◆ **Exercise requirements**: Write the entries below out again exactly; any picture in them stays out.

A run of records:
★ ★ ★ ★ ★
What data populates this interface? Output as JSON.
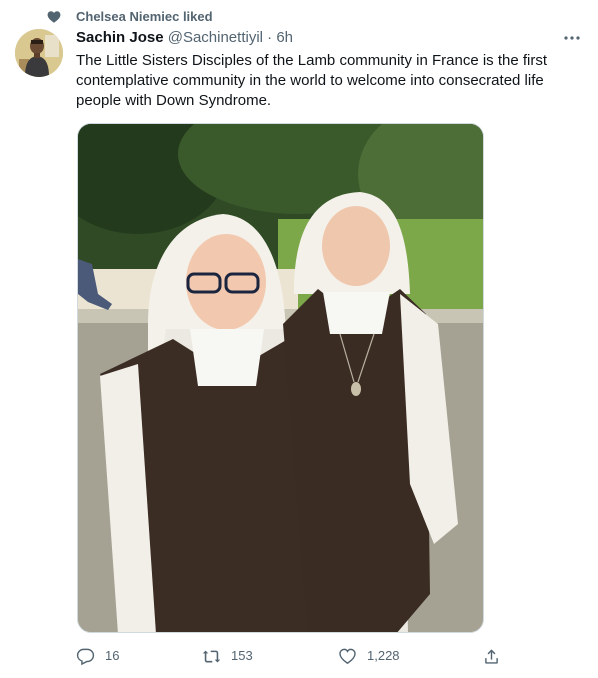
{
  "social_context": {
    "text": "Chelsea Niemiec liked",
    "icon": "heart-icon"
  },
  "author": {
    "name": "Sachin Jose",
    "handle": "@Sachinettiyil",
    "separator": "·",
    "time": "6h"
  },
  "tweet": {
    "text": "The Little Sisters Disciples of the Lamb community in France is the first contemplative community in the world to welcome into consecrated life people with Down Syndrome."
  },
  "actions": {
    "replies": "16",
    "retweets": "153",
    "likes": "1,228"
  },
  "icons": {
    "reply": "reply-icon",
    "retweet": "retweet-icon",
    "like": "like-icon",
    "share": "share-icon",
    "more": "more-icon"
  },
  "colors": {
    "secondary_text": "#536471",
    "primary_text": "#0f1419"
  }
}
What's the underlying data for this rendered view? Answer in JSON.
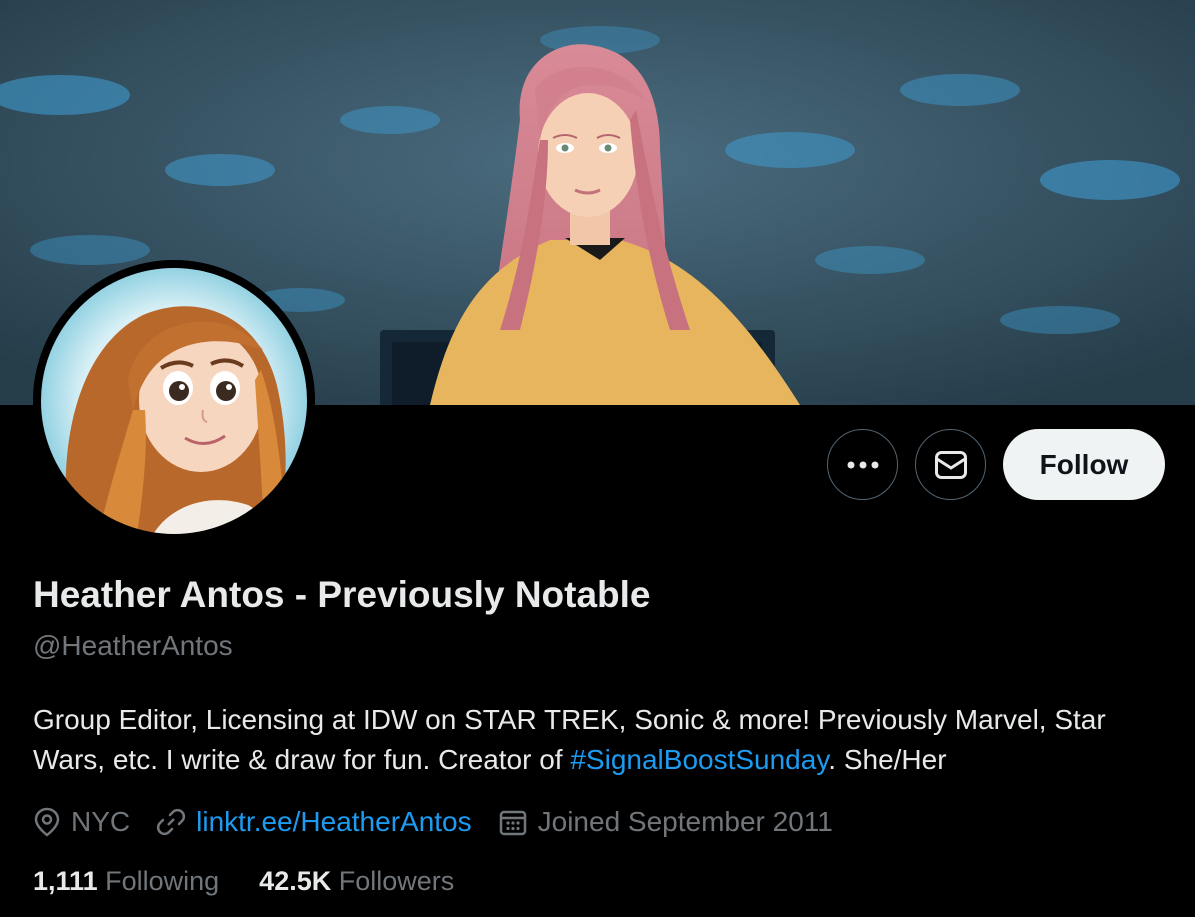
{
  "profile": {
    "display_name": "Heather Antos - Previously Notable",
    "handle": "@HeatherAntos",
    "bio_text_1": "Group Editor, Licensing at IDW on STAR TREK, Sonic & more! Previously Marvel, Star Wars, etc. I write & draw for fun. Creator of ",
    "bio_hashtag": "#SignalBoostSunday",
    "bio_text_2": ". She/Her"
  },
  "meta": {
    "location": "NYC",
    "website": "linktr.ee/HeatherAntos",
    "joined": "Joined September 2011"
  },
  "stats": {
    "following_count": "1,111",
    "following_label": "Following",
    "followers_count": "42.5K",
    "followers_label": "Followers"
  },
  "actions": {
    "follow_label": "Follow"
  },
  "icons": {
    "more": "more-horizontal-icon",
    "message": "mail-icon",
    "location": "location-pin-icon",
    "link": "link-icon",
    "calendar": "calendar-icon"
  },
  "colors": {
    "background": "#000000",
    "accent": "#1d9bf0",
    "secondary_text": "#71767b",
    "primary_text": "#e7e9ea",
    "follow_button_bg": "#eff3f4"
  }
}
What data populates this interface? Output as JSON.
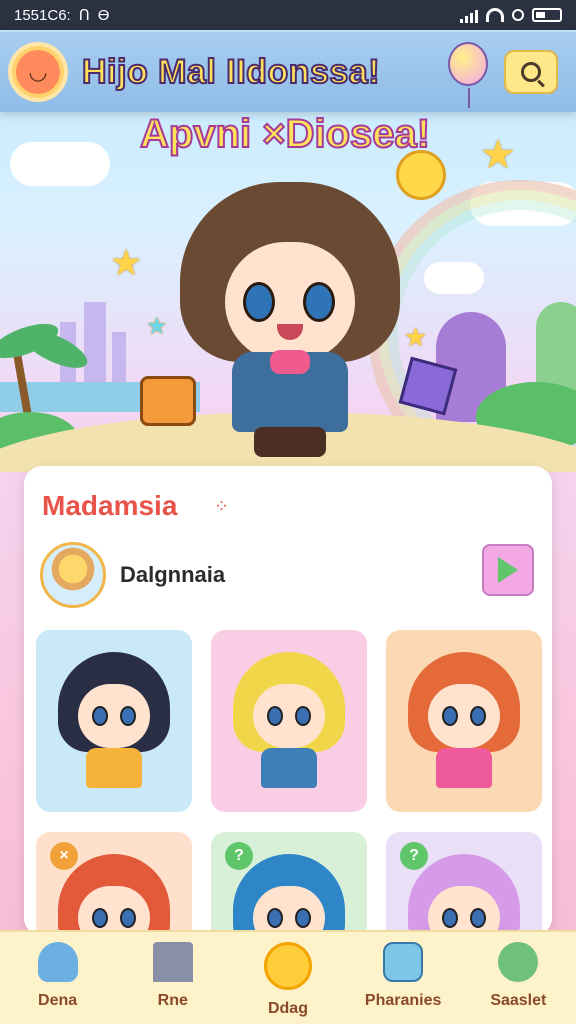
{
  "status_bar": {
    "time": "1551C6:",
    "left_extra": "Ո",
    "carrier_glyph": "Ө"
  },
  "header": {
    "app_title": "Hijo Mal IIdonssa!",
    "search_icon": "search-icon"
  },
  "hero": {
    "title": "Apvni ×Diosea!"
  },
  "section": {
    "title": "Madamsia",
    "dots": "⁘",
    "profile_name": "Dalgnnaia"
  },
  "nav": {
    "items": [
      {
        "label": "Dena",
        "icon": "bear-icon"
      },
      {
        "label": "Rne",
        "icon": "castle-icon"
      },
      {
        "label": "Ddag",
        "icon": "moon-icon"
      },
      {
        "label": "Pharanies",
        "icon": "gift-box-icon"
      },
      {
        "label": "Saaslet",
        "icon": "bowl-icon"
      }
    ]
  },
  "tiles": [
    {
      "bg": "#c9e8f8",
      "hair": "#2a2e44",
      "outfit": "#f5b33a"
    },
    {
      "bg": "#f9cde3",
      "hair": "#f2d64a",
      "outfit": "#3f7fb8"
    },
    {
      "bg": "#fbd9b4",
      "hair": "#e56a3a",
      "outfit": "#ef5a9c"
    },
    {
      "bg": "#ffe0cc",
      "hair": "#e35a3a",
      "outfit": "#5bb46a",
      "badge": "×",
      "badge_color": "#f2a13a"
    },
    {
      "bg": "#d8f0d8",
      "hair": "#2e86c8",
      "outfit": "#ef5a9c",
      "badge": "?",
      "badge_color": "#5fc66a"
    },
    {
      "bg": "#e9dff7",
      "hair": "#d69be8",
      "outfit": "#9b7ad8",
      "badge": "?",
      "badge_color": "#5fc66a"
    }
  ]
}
★ ★ ★ ★ ★
◆ **Reply to the exercise**:
What data populates this interface? Output as JSON.
{
  "social_context": {
    "text": "Chelsea Niemiec liked",
    "icon": "heart-icon"
  },
  "author": {
    "name": "Sachin Jose",
    "handle": "@Sachinettiyil",
    "separator": "·",
    "time": "6h"
  },
  "tweet": {
    "text": "The Little Sisters Disciples of the Lamb community in France is the first contemplative community in the world to welcome into consecrated life people with Down Syndrome."
  },
  "actions": {
    "replies": "16",
    "retweets": "153",
    "likes": "1,228"
  },
  "icons": {
    "reply": "reply-icon",
    "retweet": "retweet-icon",
    "like": "like-icon",
    "share": "share-icon",
    "more": "more-icon"
  },
  "colors": {
    "secondary_text": "#536471",
    "primary_text": "#0f1419"
  }
}
What's the underlying data for this rendered view? Answer in JSON.
{
  "profile": {
    "display_name": "Heather Antos - Previously Notable",
    "handle": "@HeatherAntos",
    "bio_text_1": "Group Editor, Licensing at IDW on STAR TREK, Sonic & more! Previously Marvel, Star Wars, etc. I write & draw for fun. Creator of ",
    "bio_hashtag": "#SignalBoostSunday",
    "bio_text_2": ". She/Her"
  },
  "meta": {
    "location": "NYC",
    "website": "linktr.ee/HeatherAntos",
    "joined": "Joined September 2011"
  },
  "stats": {
    "following_count": "1,111",
    "following_label": "Following",
    "followers_count": "42.5K",
    "followers_label": "Followers"
  },
  "actions": {
    "follow_label": "Follow"
  },
  "icons": {
    "more": "more-horizontal-icon",
    "message": "mail-icon",
    "location": "location-pin-icon",
    "link": "link-icon",
    "calendar": "calendar-icon"
  },
  "colors": {
    "background": "#000000",
    "accent": "#1d9bf0",
    "secondary_text": "#71767b",
    "primary_text": "#e7e9ea",
    "follow_button_bg": "#eff3f4"
  }
}
What data populates this interface? Output as JSON.
{
  "status_bar": {
    "time": "1551C6:",
    "left_extra": "Ո",
    "carrier_glyph": "Ө"
  },
  "header": {
    "app_title": "Hijo Mal IIdonssa!",
    "search_icon": "search-icon"
  },
  "hero": {
    "title": "Apvni ×Diosea!"
  },
  "section": {
    "title": "Madamsia",
    "dots": "⁘",
    "profile_name": "Dalgnnaia"
  },
  "nav": {
    "items": [
      {
        "label": "Dena",
        "icon": "bear-icon"
      },
      {
        "label": "Rne",
        "icon": "castle-icon"
      },
      {
        "label": "Ddag",
        "icon": "moon-icon"
      },
      {
        "label": "Pharanies",
        "icon": "gift-box-icon"
      },
      {
        "label": "Saaslet",
        "icon": "bowl-icon"
      }
    ]
  },
  "tiles": [
    {
      "bg": "#c9e8f8",
      "hair": "#2a2e44",
      "outfit": "#f5b33a"
    },
    {
      "bg": "#f9cde3",
      "hair": "#f2d64a",
      "outfit": "#3f7fb8"
    },
    {
      "bg": "#fbd9b4",
      "hair": "#e56a3a",
      "outfit": "#ef5a9c"
    },
    {
      "bg": "#ffe0cc",
      "hair": "#e35a3a",
      "outfit": "#5bb46a",
      "badge": "×",
      "badge_color": "#f2a13a"
    },
    {
      "bg": "#d8f0d8",
      "hair": "#2e86c8",
      "outfit": "#ef5a9c",
      "badge": "?",
      "badge_color": "#5fc66a"
    },
    {
      "bg": "#e9dff7",
      "hair": "#d69be8",
      "outfit": "#9b7ad8",
      "badge": "?",
      "badge_color": "#5fc66a"
    }
  ]
}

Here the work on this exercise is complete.